[TRECHO DA PÁGINA]
§ §
1-Os africanos, abandonados a si mesmos, tendem a perpetuar no poder tiranos corruptos como Mobutu, Idi Amin e Bokassa, e precisam da tutela ocidental para avançar rumo à democracia.

          Sem minimizar a importância dos fatores locais na formação e na continuidade das muitas ditaduras ainda existentes na África, percebe-se facilmente que as repetidas intervenções ocidentais se destinam muito mais à preservação de interesses econômicos e de posições de força no terreno militar do que a qualquer tipo de humanitarismo.  A sistemática violação do direito à autodeterminação política dos povos africanos ocorre no sentido de uma "estabilidade" que não exclui o apoio explícito a ditadores dos mais truculentos, desde que se disponham a combater facções e partidos nacionalistas, socialistas ou islâmicos.  O francês Raphaël Granvaud expõe de forma sucinta e eficiente múltiplos desastres provocados ou favorecidos pela atuação das tropas de seu país no continente africano em passado recente:           

"Ainsi dans les années 1990, les militaires français ont fermé les yeux sur la "sale guerre" menée par l'armée sénégalaise en Casamance ou ont soutenu à plusieurs reprises la politique de répression et de massacre systématique des Afar à Djibouti.  À la même époque, les militaires français ont également assuré la formation de l'armée rwandaise, de la garde présidentielle et même de milices; tout comme ils avaient pris en charge la division spéciale présidentielle du dictateur Mobutu au Zaïre, la garde présidentielle du dictateur Ratsiraka à Madagascar, les miliciens du dictateur Niño Vieira en Guinée-Bissau, les "Ninjas" du dictateur Obiang em Guinée-Équatoriale, les milices du criminel contre l'´humanité Sassou-Nguesso en 1998 après son retour au pouvoir, et ils continuent d'apporter "un soutien aux Forces armées congolaises, tant dans le domaine de la formation que de la dotation".  Après le coup d'État de 1992, des conselleirs militaires français sont restés présents à différents niveaux de la hierárchie militaire algérienne pour l'aider à mettre en oeuvre les méthodes de guerre antisubversive contre sa population".  

Tradução livre:

Durante os anos 1990, os militares franceses fecharam os olhos para a "guerra suja" levada pelo exército senegalês em Casamance, e apoiaram em várias ocasiões a política de repressão e de massacre sistemático dos Afar em Djibuti.  Na mesma época, os militares franceses garantiram igualmente a formação do exército ruandense, da guarda presidencial e mesmo de milícias; tanto quanto tomavam como incumbência a [estruturação da] divisão especial presidencial do ditador Mobutu no Zaire, a guarda presidencial do ditador Ratsiraka em Madagascar, os milicianos do ditador Nino Vieira na Guiné Bissau, os "ninjas" do ditador Obiang na Guiné Equatorial, as milícias do criminoso contra a humanidade Sassou-Nguesso em 1998, após sua volta ao poder, e eles continuam a dar sustentação às forças armadas congolesas tanto no campo da formação quanto da dotação.  Após o golpe de Estado de 1992, conselheiros militares franceses estiveram presentes em diferentes níveis da hierarquia militar argelina para ajudar a colocar em prática os métodos de guerra antissubversiva contra sua população¹.
§ §
[DADOS]
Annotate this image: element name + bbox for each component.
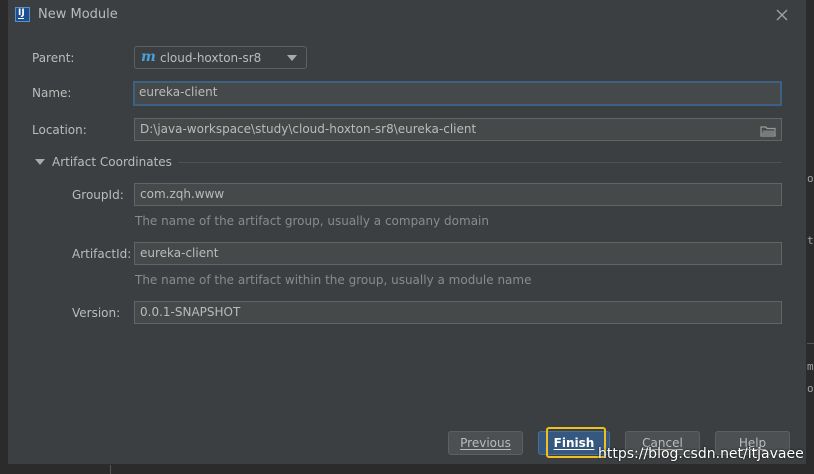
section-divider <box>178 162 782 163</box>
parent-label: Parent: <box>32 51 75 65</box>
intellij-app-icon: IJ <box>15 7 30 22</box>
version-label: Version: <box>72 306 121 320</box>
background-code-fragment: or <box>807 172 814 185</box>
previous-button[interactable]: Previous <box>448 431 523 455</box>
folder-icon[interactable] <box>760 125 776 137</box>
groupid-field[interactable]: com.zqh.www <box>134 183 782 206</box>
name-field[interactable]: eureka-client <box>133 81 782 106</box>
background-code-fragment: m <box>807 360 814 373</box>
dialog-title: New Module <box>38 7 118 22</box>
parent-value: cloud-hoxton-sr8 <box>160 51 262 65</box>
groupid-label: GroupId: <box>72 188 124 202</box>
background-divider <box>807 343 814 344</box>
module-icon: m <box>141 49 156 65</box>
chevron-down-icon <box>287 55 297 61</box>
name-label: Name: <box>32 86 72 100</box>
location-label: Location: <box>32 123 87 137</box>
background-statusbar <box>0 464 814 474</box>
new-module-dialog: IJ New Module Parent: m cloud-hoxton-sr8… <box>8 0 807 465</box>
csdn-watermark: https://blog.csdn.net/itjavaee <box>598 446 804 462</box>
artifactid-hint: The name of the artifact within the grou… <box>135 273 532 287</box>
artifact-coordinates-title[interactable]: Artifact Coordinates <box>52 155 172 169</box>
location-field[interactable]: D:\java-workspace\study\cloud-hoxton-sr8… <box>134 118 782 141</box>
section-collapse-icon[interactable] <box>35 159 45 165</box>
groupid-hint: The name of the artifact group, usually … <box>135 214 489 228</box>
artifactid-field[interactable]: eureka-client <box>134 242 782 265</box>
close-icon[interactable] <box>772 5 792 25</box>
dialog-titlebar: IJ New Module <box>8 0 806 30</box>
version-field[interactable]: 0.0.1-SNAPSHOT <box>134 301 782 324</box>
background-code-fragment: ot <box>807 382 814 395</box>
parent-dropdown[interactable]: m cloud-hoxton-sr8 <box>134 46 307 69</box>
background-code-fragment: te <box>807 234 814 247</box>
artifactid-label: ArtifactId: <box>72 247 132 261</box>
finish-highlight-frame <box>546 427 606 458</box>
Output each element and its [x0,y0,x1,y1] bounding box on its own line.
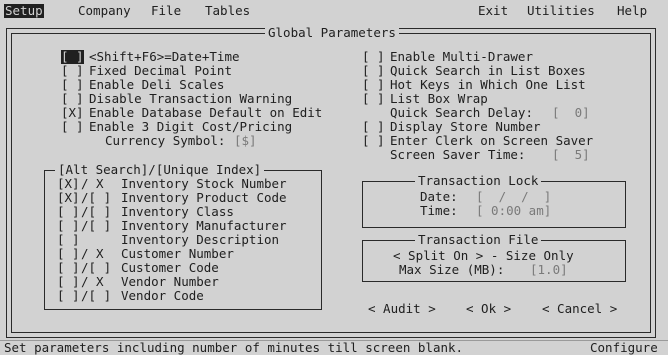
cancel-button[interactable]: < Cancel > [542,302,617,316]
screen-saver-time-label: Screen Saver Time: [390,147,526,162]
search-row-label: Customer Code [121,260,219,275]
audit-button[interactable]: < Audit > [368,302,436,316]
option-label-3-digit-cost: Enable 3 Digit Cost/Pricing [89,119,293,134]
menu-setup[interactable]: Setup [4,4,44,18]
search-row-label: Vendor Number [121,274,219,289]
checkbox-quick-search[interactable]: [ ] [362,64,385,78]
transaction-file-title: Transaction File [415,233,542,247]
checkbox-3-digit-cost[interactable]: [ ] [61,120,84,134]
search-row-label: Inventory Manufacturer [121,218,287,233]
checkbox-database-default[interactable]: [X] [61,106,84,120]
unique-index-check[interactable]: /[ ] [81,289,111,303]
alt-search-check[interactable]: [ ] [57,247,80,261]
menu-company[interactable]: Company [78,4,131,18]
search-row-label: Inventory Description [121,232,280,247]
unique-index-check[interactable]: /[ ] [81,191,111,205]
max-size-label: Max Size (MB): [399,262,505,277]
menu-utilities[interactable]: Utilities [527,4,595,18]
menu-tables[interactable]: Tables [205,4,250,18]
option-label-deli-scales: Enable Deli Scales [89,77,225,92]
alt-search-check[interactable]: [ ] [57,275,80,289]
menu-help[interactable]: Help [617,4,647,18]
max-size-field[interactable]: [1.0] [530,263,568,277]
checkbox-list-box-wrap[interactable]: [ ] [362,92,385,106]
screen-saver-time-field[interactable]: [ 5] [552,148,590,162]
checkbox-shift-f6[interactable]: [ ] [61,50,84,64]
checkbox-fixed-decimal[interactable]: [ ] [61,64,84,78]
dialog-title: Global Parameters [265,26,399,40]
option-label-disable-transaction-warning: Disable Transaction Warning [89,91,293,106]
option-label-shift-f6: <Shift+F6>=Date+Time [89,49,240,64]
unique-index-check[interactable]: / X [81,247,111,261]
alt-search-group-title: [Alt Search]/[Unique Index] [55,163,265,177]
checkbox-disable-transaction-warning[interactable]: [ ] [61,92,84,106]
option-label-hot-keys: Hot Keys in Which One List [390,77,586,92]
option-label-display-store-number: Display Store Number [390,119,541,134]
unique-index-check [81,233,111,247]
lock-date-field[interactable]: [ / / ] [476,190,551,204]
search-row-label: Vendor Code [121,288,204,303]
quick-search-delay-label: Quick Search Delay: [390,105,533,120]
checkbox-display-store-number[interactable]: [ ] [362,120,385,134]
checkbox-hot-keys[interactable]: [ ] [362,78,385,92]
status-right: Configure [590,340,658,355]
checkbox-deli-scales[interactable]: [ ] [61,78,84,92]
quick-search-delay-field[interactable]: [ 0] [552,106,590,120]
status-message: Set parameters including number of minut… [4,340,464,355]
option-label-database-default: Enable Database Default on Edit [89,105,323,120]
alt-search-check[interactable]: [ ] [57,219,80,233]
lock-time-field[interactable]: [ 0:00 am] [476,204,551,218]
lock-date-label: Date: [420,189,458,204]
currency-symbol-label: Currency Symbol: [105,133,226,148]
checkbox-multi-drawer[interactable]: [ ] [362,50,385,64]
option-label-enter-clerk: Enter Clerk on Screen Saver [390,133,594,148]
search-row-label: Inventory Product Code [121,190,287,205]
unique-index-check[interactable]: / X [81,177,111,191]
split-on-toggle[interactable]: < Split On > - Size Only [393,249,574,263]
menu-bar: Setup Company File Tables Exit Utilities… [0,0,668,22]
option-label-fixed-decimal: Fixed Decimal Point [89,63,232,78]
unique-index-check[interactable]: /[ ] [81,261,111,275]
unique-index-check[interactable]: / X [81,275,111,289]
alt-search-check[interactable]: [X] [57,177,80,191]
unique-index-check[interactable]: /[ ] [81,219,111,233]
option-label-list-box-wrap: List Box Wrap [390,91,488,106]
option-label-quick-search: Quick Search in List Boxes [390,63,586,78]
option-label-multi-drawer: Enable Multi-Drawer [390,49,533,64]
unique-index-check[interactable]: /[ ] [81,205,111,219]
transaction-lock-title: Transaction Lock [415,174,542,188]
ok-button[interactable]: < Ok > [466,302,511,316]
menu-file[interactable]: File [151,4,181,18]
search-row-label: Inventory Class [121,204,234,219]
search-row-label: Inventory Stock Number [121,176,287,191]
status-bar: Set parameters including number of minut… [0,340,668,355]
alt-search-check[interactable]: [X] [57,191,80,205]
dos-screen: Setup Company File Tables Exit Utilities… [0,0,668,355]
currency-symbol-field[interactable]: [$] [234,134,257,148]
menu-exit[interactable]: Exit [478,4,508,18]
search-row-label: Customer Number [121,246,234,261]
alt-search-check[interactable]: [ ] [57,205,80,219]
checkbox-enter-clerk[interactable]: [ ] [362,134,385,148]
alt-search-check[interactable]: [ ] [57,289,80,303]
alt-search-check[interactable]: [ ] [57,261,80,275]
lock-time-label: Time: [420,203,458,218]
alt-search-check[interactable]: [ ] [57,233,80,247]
§ §
[INSTRUÇÃO DADA 1] Devolva, sem nenhuma alteração, a passagem do texto sobre as intervenções ocidentais na África que começa nas palavras "1-Os africanos, abandonados" e termina depois de "rumo à democracia.".
[INSTRUÇÃO DADA 2] Segundo o texto sobre as intervenções ocidentais na África, o que os conselheiros militares franceses ajudaram a hierarquia militar argelina a colocar em prática após o golpe de Estado de 1992?
[INSTRUÇÃO DADA 3] Na tradução livre que integra o texto sobre as intervenções ocidentais na África, quais pessoas são chamadas de "ditador"? Liste todas.

[SOLUÇÃO COMPLETA 1]
1-Os africanos, abandonados a si mesmos, tendem a perpetuar no poder tiranos corruptos como Mobutu, Idi Amin e Bokassa, e precisam da tutela ocidental para avançar rumo à democracia.

[SOLUÇÃO COMPLETA 2] Os métodos de guerra antissubversiva contra sua população.

[SOLUÇÃO COMPLETA 3]
- Mobutu
- Ratsiraka
- Nino Vieira
- Obiang